_AIM 1_.
In the scikit-bio I/O excerpt, what is returned by skbio.io.registry.read when ``into`` is not provided?
_AIM 2_.
Rewrite part of the scikit-bio I/O excerpt, beginning at the words "Reading files into" and stopping after "skbio.io.read(file, format='someformat', into=SomeSkbioClass)", and replace "procedural" with "functional" at each occurrence.

To address these issues (and others), scikit-bio provides a simple, powerful
interface for dealing with I/O. We accomplish this by using a single I/O
registry.

What kinds of files scikit-bio can use
^^^^^^^^^^^^^^^^^^^^^^^^^^^^^^^^^^^^^^
To see a complete list of file-like inputs that can be used for reading,
writing, and sniffing, see the documentation for :func:`skbio.io.util.open`.

Reading files into scikit-bio
^^^^^^^^^^^^^^^^^^^^^^^^^^^^^
There are two ways to read files. The first way is to use the
procedural interface:

.. code-block:: python

   my_obj = skbio.io.read(file, format='someformat', into=SomeSkbioClass)

The second is to use the object-oriented (OO) interface which is automatically
constructed from the procedural interface:

.. code-block:: python

   my_obj = SomeSkbioClass.read(file, format='someformat')

For example, to read a ``newick`` file using both interfaces you would type:

>>> from skbio import read
>>> from skbio import TreeNode
>>> from io import StringIO
>>> open_filehandle = StringIO('(a, b);')
>>> tree = read(open_filehandle, format='newick', into=TreeNode)
>>> tree
<TreeNode, name: unnamed, internal node count: 0, tips count: 2>

For the OO interface:

>>> open_filehandle = StringIO('(a, b);')
>>> tree = TreeNode.read(open_filehandle, format='newick')
>>> tree
<TreeNode, name: unnamed, internal node count: 0, tips count: 2>

In the case of :func:`skbio.io.registry.read` if ``into`` is not provided, then a
generator will be returned. What the generator yields will depend on what
format is being read.

When ``into`` is provided, format may be omitted and the registry will use its
knowledge of the available formats for the requested class to infer the correct
format. This format inference is also available in the OO interface, meaning
that ``format`` may be omitted there as well.

As an example:

>>> open_filehandle = StringIO('(a, b);')
>>> tree = TreeNode.read(open_filehandle)
>>> tree
<TreeNode, name: unnamed, internal node count: 0, tips count: 2>

We call format inference **sniffing**, much like the :class:`csv.Sniffer`
class of Python's standard library. The goal of a ``sniffer`` is two-fold: to
identify if a file is a specific format, and if it is, to provide ``**kwargs``
which can be used to better parse the file.

(Data items)
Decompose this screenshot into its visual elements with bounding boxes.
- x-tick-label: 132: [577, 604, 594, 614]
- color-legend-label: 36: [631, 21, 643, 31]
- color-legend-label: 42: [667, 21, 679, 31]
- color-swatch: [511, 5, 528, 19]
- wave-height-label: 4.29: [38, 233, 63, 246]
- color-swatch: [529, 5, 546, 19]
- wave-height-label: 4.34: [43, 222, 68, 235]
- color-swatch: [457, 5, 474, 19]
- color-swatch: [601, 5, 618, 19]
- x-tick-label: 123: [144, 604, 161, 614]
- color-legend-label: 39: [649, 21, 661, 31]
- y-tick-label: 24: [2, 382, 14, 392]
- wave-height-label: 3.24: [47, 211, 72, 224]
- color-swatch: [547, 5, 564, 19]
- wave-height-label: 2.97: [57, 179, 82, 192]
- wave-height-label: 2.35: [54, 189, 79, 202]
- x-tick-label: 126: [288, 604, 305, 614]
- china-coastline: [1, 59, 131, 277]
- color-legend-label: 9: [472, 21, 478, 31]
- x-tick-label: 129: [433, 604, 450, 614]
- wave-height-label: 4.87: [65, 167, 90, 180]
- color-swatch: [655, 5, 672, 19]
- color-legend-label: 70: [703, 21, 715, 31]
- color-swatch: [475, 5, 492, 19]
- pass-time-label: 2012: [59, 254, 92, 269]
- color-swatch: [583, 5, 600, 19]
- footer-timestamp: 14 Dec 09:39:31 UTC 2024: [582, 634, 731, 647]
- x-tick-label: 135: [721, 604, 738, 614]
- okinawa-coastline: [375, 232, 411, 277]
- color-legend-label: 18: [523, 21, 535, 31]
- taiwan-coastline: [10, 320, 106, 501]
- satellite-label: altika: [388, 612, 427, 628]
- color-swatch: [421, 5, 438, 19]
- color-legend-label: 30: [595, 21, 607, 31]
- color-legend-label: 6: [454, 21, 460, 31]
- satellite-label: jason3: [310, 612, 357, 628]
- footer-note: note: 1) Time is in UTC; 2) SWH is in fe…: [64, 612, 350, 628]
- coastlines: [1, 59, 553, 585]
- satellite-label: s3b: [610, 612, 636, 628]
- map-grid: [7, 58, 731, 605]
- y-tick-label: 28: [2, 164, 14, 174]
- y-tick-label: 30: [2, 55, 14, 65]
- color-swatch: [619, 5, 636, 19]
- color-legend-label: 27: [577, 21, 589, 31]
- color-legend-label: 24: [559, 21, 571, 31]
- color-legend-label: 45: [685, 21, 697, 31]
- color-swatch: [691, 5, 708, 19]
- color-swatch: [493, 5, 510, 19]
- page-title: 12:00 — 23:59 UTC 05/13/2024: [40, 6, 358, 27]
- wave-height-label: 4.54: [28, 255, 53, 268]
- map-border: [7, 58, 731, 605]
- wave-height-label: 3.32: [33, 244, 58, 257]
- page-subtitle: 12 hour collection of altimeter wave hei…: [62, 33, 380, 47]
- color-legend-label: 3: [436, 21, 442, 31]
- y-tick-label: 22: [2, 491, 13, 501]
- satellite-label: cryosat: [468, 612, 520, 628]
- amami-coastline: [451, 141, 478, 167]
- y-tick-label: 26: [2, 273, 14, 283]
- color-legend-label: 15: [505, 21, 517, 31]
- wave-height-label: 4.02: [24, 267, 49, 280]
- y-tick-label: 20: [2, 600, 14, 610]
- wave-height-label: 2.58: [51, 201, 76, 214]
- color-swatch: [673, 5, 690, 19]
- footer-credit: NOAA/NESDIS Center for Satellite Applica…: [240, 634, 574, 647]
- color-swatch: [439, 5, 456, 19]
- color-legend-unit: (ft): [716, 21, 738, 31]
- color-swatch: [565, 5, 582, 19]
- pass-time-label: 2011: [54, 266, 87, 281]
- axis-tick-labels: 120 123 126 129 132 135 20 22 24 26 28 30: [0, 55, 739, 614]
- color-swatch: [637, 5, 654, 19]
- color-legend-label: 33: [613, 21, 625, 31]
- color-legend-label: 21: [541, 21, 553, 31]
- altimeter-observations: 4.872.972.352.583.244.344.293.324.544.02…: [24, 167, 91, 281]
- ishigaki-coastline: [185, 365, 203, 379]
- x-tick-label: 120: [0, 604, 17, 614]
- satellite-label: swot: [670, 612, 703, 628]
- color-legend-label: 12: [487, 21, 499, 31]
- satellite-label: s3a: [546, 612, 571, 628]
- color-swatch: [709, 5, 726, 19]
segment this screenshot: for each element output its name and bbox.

---

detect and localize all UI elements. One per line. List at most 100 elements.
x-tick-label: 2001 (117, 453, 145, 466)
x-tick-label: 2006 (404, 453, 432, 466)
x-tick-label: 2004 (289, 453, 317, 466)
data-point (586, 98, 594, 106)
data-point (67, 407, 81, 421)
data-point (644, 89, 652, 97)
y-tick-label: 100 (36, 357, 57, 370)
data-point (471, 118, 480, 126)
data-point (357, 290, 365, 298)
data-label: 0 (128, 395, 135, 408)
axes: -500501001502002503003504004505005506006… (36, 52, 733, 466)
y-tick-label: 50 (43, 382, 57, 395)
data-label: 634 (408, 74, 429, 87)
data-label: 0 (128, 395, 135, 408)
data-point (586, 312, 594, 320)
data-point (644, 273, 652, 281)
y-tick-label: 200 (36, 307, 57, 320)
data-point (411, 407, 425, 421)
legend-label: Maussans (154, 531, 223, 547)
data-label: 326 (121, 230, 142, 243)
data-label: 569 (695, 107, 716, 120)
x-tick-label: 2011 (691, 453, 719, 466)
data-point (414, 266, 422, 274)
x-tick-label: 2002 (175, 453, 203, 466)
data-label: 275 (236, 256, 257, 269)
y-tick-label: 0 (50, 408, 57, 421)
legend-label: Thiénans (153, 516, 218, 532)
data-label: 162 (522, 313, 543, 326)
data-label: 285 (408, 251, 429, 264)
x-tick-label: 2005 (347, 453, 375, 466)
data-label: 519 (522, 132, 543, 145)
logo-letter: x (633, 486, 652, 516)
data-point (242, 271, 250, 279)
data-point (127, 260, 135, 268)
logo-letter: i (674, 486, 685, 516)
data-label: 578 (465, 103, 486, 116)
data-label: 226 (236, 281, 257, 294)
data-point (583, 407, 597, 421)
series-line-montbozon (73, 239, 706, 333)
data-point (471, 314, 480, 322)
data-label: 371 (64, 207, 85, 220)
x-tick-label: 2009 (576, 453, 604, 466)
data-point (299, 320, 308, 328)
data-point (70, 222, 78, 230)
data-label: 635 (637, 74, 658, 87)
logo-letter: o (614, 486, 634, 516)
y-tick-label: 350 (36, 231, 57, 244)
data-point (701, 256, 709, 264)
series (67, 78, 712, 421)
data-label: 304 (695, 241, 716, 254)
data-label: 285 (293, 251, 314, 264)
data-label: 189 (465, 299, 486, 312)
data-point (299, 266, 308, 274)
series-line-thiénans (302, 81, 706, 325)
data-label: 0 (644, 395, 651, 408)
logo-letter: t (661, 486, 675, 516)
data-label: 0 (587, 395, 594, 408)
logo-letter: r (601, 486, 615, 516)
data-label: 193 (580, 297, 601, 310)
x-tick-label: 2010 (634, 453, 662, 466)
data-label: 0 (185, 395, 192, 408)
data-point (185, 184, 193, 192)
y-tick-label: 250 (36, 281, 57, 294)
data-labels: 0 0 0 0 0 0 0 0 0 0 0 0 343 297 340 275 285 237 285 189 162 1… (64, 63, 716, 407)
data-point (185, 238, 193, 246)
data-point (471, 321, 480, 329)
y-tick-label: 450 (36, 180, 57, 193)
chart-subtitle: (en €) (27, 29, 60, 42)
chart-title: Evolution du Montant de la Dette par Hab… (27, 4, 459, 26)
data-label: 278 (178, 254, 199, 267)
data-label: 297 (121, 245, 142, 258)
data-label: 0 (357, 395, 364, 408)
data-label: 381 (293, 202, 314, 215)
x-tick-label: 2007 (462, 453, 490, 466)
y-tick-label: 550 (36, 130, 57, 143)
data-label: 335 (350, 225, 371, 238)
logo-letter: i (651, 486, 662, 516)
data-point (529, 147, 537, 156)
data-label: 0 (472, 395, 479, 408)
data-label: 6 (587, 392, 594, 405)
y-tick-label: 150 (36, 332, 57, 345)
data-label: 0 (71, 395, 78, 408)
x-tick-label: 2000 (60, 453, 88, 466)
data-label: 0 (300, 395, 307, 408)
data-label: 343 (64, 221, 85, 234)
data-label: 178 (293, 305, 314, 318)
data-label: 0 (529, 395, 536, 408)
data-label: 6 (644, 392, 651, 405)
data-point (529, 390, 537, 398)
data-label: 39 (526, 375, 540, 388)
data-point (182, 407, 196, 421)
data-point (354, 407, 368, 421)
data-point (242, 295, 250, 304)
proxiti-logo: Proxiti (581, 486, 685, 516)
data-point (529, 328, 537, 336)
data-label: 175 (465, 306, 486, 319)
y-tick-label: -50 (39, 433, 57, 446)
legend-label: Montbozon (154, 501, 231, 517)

==

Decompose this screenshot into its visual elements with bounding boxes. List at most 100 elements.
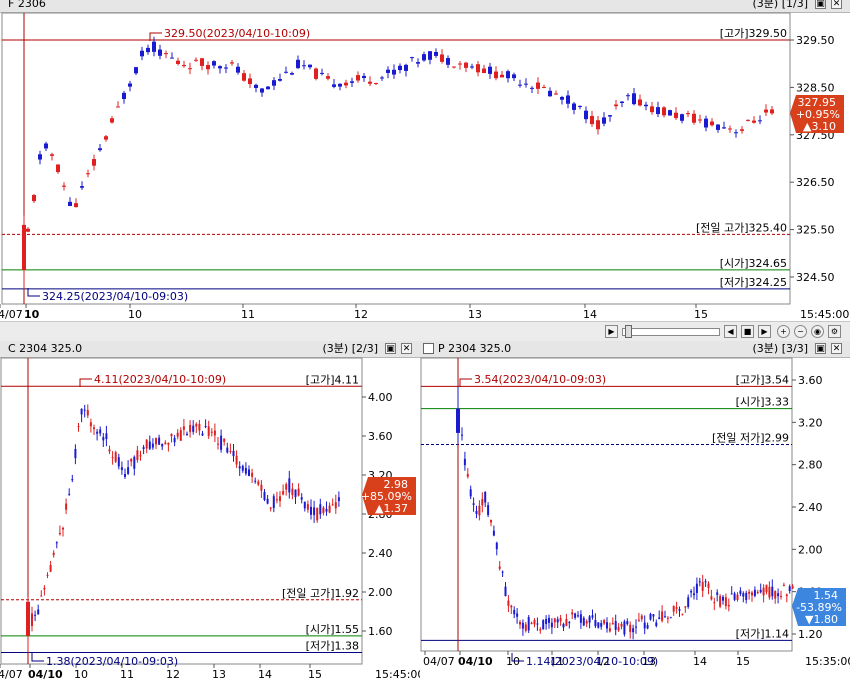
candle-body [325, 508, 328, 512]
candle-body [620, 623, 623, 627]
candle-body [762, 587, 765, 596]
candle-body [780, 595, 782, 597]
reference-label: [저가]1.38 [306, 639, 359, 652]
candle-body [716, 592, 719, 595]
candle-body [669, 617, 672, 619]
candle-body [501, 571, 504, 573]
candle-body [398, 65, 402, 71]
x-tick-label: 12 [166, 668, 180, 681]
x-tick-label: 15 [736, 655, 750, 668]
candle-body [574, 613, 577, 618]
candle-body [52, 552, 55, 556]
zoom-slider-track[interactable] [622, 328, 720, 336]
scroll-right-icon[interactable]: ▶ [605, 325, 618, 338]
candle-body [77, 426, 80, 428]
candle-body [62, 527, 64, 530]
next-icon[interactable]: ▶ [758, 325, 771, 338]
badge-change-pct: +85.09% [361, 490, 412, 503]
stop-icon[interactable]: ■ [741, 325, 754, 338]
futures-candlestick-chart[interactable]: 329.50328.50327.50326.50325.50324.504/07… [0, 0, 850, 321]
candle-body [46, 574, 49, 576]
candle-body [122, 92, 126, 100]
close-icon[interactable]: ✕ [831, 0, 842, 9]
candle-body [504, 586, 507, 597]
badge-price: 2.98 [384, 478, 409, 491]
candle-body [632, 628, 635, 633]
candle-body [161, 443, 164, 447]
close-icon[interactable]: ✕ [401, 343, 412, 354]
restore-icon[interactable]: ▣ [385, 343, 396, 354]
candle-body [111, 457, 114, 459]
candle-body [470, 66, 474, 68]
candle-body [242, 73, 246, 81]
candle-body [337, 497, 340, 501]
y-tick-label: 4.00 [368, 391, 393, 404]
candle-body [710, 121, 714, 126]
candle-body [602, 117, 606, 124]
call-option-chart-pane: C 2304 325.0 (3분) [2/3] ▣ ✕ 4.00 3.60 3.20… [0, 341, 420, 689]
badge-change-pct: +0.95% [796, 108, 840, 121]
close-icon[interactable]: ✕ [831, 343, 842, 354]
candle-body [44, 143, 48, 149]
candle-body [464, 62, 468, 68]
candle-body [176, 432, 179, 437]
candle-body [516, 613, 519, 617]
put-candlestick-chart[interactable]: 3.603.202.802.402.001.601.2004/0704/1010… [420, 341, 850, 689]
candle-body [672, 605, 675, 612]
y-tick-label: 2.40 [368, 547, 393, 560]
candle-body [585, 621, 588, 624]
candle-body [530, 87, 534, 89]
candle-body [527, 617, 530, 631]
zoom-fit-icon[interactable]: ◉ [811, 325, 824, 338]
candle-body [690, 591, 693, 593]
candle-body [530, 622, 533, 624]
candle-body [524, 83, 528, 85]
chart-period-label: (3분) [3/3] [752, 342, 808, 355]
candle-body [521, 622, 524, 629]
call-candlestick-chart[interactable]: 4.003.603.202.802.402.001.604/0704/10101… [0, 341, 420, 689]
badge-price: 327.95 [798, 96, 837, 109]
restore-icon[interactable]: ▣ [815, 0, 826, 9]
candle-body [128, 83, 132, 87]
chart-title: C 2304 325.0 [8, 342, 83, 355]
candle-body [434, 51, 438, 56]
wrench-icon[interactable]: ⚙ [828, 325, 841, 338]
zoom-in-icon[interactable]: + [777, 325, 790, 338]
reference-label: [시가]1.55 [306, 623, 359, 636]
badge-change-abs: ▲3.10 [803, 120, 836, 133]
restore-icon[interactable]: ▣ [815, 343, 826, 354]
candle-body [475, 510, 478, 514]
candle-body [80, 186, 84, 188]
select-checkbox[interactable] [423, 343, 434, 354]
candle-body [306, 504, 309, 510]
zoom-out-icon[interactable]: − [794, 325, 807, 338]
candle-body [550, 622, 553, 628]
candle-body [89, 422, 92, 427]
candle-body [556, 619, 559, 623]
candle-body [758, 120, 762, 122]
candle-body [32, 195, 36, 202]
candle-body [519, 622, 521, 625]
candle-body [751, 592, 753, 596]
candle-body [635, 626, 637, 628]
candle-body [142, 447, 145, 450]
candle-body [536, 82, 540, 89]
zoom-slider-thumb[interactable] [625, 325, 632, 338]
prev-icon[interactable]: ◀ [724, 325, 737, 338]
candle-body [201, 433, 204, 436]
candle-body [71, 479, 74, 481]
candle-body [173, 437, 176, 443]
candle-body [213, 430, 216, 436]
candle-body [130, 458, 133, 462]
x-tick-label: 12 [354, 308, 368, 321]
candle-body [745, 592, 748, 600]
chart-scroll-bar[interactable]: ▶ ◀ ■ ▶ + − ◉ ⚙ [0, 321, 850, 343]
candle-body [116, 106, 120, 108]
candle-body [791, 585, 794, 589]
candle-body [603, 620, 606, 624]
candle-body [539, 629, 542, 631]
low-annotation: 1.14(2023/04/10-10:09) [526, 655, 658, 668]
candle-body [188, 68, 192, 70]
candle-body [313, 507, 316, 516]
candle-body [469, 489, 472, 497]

_SOLUTION 1_.
A generator.

_SOLUTION 2_.
Reading files into scikit-bio
^^^^^^^^^^^^^^^^^^^^^^^^^^^^^
There are two ways to read files. The first way is to use the
functional interface:

.. code-block:: python

   my_obj = skbio.io.read(file, format='someformat', into=SomeSkbioClass)